> [Source records]:
-=-=-
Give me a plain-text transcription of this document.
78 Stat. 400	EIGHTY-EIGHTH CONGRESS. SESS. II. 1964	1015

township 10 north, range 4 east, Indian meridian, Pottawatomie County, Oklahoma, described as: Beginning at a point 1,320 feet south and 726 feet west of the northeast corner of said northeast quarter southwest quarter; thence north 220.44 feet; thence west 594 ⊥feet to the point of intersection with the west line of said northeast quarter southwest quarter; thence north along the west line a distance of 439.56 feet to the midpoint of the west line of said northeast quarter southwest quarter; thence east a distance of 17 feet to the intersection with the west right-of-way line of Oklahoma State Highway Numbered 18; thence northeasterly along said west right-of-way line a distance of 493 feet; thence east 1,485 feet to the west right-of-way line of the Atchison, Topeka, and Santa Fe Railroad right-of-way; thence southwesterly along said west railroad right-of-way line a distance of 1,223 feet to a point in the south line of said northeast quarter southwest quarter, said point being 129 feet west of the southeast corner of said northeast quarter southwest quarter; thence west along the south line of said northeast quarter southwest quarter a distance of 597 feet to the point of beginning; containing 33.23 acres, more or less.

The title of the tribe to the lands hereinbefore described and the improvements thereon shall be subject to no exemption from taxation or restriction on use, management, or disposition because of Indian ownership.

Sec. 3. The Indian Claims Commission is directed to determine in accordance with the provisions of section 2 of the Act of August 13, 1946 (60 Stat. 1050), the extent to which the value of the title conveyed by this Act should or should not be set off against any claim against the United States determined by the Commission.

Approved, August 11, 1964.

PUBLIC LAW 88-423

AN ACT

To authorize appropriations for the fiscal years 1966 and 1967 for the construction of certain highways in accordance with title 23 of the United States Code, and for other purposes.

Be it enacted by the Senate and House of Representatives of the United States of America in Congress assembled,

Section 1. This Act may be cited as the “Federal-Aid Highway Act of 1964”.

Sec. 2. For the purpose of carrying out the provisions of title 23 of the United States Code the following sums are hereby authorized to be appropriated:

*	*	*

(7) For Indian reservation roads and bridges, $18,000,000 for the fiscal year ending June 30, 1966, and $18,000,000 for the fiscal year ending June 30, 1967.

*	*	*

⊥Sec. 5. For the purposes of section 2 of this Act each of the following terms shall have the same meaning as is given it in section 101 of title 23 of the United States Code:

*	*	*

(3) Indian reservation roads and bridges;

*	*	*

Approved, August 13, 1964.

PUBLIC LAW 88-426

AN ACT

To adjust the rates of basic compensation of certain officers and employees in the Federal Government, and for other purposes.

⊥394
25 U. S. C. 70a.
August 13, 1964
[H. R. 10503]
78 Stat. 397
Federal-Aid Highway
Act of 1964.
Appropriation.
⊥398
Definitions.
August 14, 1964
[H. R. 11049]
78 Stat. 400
-=-=-
Please repeat the listing exactly, with nothing left out.

> [Worked answer]:
Give me a plain-text transcription of this document.
78 Stat. 400	EIGHTY-EIGHTH CONGRESS. SESS. II. 1964	1015

township 10 north, range 4 east, Indian meridian, Pottawatomie County, Oklahoma, described as: Beginning at a point 1,320 feet south and 726 feet west of the northeast corner of said northeast quarter southwest quarter; thence north 220.44 feet; thence west 594 ⊥feet to the point of intersection with the west line of said northeast quarter southwest quarter; thence north along the west line a distance of 439.56 feet to the midpoint of the west line of said northeast quarter southwest quarter; thence east a distance of 17 feet to the intersection with the west right-of-way line of Oklahoma State Highway Numbered 18; thence northeasterly along said west right-of-way line a distance of 493 feet; thence east 1,485 feet to the west right-of-way line of the Atchison, Topeka, and Santa Fe Railroad right-of-way; thence southwesterly along said west railroad right-of-way line a distance of 1,223 feet to a point in the south line of said northeast quarter southwest quarter, said point being 129 feet west of the southeast corner of said northeast quarter southwest quarter; thence west along the south line of said northeast quarter southwest quarter a distance of 597 feet to the point of beginning; containing 33.23 acres, more or less.

The title of the tribe to the lands hereinbefore described and the improvements thereon shall be subject to no exemption from taxation or restriction on use, management, or disposition because of Indian ownership.

Sec. 3. The Indian Claims Commission is directed to determine in accordance with the provisions of section 2 of the Act of August 13, 1946 (60 Stat. 1050), the extent to which the value of the title conveyed by this Act should or should not be set off against any claim against the United States determined by the Commission.

Approved, August 11, 1964.

PUBLIC LAW 88-423

AN ACT

To authorize appropriations for the fiscal years 1966 and 1967 for the construction of certain highways in accordance with title 23 of the United States Code, and for other purposes.

Be it enacted by the Senate and House of Representatives of the United States of America in Congress assembled,

Section 1. This Act may be cited as the “Federal-Aid Highway Act of 1964”.

Sec. 2. For the purpose of carrying out the provisions of title 23 of the United States Code the following sums are hereby authorized to be appropriated:

*	*	*

(7) For Indian reservation roads and bridges, $18,000,000 for the fiscal year ending June 30, 1966, and $18,000,000 for the fiscal year ending June 30, 1967.

*	*	*

⊥Sec. 5. For the purposes of section 2 of this Act each of the following terms shall have the same meaning as is given it in section 101 of title 23 of the United States Code:

*	*	*

(3) Indian reservation roads and bridges;

*	*	*

Approved, August 13, 1964.

PUBLIC LAW 88-426

AN ACT

To adjust the rates of basic compensation of certain officers and employees in the Federal Government, and for other purposes.

⊥394
25 U. S. C. 70a.
August 13, 1964
[H. R. 10503]
78 Stat. 397
Federal-Aid Highway
Act of 1964.
Appropriation.
⊥398
Definitions.
August 14, 1964
[H. R. 11049]
78 Stat. 400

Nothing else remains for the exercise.